— Exercise —
Write out the full set of records below exactly.

— Extracted information —
** START **

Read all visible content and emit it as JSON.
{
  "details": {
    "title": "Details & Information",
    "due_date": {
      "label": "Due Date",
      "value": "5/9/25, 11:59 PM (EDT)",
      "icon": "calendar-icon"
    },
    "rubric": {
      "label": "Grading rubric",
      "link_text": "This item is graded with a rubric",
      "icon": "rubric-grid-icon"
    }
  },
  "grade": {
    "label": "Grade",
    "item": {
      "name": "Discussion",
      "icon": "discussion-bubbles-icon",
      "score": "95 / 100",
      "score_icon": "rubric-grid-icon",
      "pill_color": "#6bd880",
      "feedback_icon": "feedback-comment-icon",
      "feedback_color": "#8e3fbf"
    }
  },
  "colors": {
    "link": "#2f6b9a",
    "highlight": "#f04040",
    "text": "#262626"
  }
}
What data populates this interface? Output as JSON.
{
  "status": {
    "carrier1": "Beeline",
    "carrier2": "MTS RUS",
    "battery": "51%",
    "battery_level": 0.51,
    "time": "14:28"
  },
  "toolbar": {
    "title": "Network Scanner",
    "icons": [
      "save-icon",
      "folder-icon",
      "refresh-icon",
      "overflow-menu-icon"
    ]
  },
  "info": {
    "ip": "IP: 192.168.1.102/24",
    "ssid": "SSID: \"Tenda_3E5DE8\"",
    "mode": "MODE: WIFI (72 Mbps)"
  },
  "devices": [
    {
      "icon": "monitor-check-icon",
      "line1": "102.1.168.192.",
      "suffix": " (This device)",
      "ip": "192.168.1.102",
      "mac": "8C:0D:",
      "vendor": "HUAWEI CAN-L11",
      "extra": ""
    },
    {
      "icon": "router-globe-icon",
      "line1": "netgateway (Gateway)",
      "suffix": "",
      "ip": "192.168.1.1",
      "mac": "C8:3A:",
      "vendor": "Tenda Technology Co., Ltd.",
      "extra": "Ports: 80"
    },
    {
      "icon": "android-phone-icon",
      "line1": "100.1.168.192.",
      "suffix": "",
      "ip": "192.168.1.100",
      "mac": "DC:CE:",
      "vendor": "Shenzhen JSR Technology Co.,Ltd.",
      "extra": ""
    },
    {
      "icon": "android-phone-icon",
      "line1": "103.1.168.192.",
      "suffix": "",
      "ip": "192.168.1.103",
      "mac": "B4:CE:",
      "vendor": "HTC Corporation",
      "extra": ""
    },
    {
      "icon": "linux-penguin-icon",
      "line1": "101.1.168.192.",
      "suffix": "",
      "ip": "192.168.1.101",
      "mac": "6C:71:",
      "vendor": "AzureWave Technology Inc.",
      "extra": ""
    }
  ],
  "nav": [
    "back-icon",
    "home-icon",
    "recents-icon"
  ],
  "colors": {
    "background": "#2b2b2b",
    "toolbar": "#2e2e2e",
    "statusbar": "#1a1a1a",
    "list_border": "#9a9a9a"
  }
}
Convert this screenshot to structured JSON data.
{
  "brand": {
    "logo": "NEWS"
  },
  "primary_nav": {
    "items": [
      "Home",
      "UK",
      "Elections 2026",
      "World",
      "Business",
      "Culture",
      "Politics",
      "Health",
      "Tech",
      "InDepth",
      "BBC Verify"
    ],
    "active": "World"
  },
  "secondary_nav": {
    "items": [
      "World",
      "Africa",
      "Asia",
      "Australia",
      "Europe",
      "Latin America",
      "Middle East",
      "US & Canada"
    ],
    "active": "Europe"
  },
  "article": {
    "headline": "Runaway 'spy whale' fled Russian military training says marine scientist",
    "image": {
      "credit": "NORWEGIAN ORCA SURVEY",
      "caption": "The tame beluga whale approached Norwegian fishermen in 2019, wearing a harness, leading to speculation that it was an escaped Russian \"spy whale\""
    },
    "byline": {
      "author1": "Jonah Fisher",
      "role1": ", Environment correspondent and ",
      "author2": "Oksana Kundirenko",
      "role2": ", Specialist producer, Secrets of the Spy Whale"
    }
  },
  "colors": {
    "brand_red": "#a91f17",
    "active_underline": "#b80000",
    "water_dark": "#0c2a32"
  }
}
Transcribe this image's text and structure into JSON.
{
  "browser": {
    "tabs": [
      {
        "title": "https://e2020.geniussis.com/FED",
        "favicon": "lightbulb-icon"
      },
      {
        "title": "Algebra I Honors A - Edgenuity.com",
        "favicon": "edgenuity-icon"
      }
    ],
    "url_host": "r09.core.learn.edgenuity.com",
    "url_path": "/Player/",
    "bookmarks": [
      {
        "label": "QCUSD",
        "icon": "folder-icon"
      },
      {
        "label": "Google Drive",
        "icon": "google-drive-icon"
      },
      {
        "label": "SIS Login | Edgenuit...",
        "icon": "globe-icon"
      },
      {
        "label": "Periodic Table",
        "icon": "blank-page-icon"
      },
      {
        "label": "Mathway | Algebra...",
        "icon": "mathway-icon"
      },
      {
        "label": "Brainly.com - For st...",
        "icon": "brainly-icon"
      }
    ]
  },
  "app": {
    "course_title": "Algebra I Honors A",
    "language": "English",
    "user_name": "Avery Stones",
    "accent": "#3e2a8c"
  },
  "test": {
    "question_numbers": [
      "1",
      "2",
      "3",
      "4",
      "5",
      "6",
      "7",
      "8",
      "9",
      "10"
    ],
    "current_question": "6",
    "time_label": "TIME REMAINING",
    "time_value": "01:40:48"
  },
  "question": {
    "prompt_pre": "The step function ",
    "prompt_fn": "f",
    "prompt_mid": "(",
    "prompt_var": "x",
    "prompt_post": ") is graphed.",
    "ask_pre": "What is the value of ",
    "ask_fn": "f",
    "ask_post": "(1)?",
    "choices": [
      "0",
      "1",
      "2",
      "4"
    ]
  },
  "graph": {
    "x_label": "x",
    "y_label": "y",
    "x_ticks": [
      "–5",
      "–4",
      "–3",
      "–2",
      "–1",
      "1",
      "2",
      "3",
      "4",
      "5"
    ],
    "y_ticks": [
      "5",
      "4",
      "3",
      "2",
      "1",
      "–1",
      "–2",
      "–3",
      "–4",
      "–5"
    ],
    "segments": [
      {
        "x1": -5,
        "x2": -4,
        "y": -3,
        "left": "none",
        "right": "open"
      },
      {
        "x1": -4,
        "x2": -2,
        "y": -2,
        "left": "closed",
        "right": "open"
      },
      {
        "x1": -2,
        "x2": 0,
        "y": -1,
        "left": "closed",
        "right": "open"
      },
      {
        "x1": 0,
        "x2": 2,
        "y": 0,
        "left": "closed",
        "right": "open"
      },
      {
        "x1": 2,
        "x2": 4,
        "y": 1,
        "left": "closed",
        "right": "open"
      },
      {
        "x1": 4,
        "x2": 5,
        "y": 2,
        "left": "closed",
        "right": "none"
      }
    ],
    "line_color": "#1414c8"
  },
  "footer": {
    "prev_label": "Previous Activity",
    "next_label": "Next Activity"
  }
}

** END **

— Output of the exercise —
Read all visible content and emit it as JSON.
{
  "details": {
    "title": "Details & Information",
    "due_date": {
      "label": "Due Date",
      "value": "5/9/25, 11:59 PM (EDT)",
      "icon": "calendar-icon"
    },
    "rubric": {
      "label": "Grading rubric",
      "link_text": "This item is graded with a rubric",
      "icon": "rubric-grid-icon"
    }
  },
  "grade": {
    "label": "Grade",
    "item": {
      "name": "Discussion",
      "icon": "discussion-bubbles-icon",
      "score": "95 / 100",
      "score_icon": "rubric-grid-icon",
      "pill_color": "#6bd880",
      "feedback_icon": "feedback-comment-icon",
      "feedback_color": "#8e3fbf"
    }
  },
  "colors": {
    "link": "#2f6b9a",
    "highlight": "#f04040",
    "text": "#262626"
  }
}
What data populates this interface? Output as JSON.
{
  "status": {
    "carrier1": "Beeline",
    "carrier2": "MTS RUS",
    "battery": "51%",
    "battery_level": 0.51,
    "time": "14:28"
  },
  "toolbar": {
    "title": "Network Scanner",
    "icons": [
      "save-icon",
      "folder-icon",
      "refresh-icon",
      "overflow-menu-icon"
    ]
  },
  "info": {
    "ip": "IP: 192.168.1.102/24",
    "ssid": "SSID: \"Tenda_3E5DE8\"",
    "mode": "MODE: WIFI (72 Mbps)"
  },
  "devices": [
    {
      "icon": "monitor-check-icon",
      "line1": "102.1.168.192.",
      "suffix": " (This device)",
      "ip": "192.168.1.102",
      "mac": "8C:0D:",
      "vendor": "HUAWEI CAN-L11",
      "extra": ""
    },
    {
      "icon": "router-globe-icon",
      "line1": "netgateway (Gateway)",
      "suffix": "",
      "ip": "192.168.1.1",
      "mac": "C8:3A:",
      "vendor": "Tenda Technology Co., Ltd.",
      "extra": "Ports: 80"
    },
    {
      "icon": "android-phone-icon",
      "line1": "100.1.168.192.",
      "suffix": "",
      "ip": "192.168.1.100",
      "mac": "DC:CE:",
      "vendor": "Shenzhen JSR Technology Co.,Ltd.",
      "extra": ""
    },
    {
      "icon": "android-phone-icon",
      "line1": "103.1.168.192.",
      "suffix": "",
      "ip": "192.168.1.103",
      "mac": "B4:CE:",
      "vendor": "HTC Corporation",
      "extra": ""
    },
    {
      "icon": "linux-penguin-icon",
      "line1": "101.1.168.192.",
      "suffix": "",
      "ip": "192.168.1.101",
      "mac": "6C:71:",
      "vendor": "AzureWave Technology Inc.",
      "extra": ""
    }
  ],
  "nav": [
    "back-icon",
    "home-icon",
    "recents-icon"
  ],
  "colors": {
    "background": "#2b2b2b",
    "toolbar": "#2e2e2e",
    "statusbar": "#1a1a1a",
    "list_border": "#9a9a9a"
  }
}
Convert this screenshot to structured JSON data.
{
  "brand": {
    "logo": "NEWS"
  },
  "primary_nav": {
    "items": [
      "Home",
      "UK",
      "Elections 2026",
      "World",
      "Business",
      "Culture",
      "Politics",
      "Health",
      "Tech",
      "InDepth",
      "BBC Verify"
    ],
    "active": "World"
  },
  "secondary_nav": {
    "items": [
      "World",
      "Africa",
      "Asia",
      "Australia",
      "Europe",
      "Latin America",
      "Middle East",
      "US & Canada"
    ],
    "active": "Europe"
  },
  "article": {
    "headline": "Runaway 'spy whale' fled Russian military training says marine scientist",
    "image": {
      "credit": "NORWEGIAN ORCA SURVEY",
      "caption": "The tame beluga whale approached Norwegian fishermen in 2019, wearing a harness, leading to speculation that it was an escaped Russian \"spy whale\""
    },
    "byline": {
      "author1": "Jonah Fisher",
      "role1": ", Environment correspondent and ",
      "author2": "Oksana Kundirenko",
      "role2": ", Specialist producer, Secrets of the Spy Whale"
    }
  },
  "colors": {
    "brand_red": "#a91f17",
    "active_underline": "#b80000",
    "water_dark": "#0c2a32"
  }
}
Transcribe this image's text and structure into JSON.
{
  "browser": {
    "tabs": [
      {
        "title": "https://e2020.geniussis.com/FED",
        "favicon": "lightbulb-icon"
      },
      {
        "title": "Algebra I Honors A - Edgenuity.com",
        "favicon": "edgenuity-icon"
      }
    ],
    "url_host": "r09.core.learn.edgenuity.com",
    "url_path": "/Player/",
    "bookmarks": [
      {
        "label": "QCUSD",
        "icon": "folder-icon"
      },
      {
        "label": "Google Drive",
        "icon": "google-drive-icon"
      },
      {
        "label": "SIS Login | Edgenuit...",
        "icon": "globe-icon"
      },
      {
        "label": "Periodic Table",
        "icon": "blank-page-icon"
      },
      {
        "label": "Mathway | Algebra...",
        "icon": "mathway-icon"
      },
      {
        "label": "Brainly.com - For st...",
        "icon": "brainly-icon"
      }
    ]
  },
  "app": {
    "course_title": "Algebra I Honors A",
    "language": "English",
    "user_name": "Avery Stones",
    "accent": "#3e2a8c"
  },
  "test": {
    "question_numbers": [
      "1",
      "2",
      "3",
      "4",
      "5",
      "6",
      "7",
      "8",
      "9",
      "10"
    ],
    "current_question": "6",
    "time_label": "TIME REMAINING",
    "time_value": "01:40:48"
  },
  "question": {
    "prompt_pre": "The step function ",
    "prompt_fn": "f",
    "prompt_mid": "(",
    "prompt_var": "x",
    "prompt_post": ") is graphed.",
    "ask_pre": "What is the value of ",
    "ask_fn": "f",
    "ask_post": "(1)?",
    "choices": [
      "0",
      "1",
      "2",
      "4"
    ]
  },
  "graph": {
    "x_label": "x",
    "y_label": "y",
    "x_ticks": [
      "–5",
      "–4",
      "–3",
      "–2",
      "–1",
      "1",
      "2",
      "3",
      "4",
      "5"
    ],
    "y_ticks": [
      "5",
      "4",
      "3",
      "2",
      "1",
      "–1",
      "–2",
      "–3",
      "–4",
      "–5"
    ],
    "segments": [
      {
        "x1": -5,
        "x2": -4,
        "y": -3,
        "left": "none",
        "right": "open"
      },
      {
        "x1": -4,
        "x2": -2,
        "y": -2,
        "left": "closed",
        "right": "open"
      },
      {
        "x1": -2,
        "x2": 0,
        "y": -1,
        "left": "closed",
        "right": "open"
      },
      {
        "x1": 0,
        "x2": 2,
        "y": 0,
        "left": "closed",
        "right": "open"
      },
      {
        "x1": 2,
        "x2": 4,
        "y": 1,
        "left": "closed",
        "right": "open"
      },
      {
        "x1": 4,
        "x2": 5,
        "y": 2,
        "left": "closed",
        "right": "none"
      }
    ],
    "line_color": "#1414c8"
  },
  "footer": {
    "prev_label": "Previous Activity",
    "next_label": "Next Activity"
  }
}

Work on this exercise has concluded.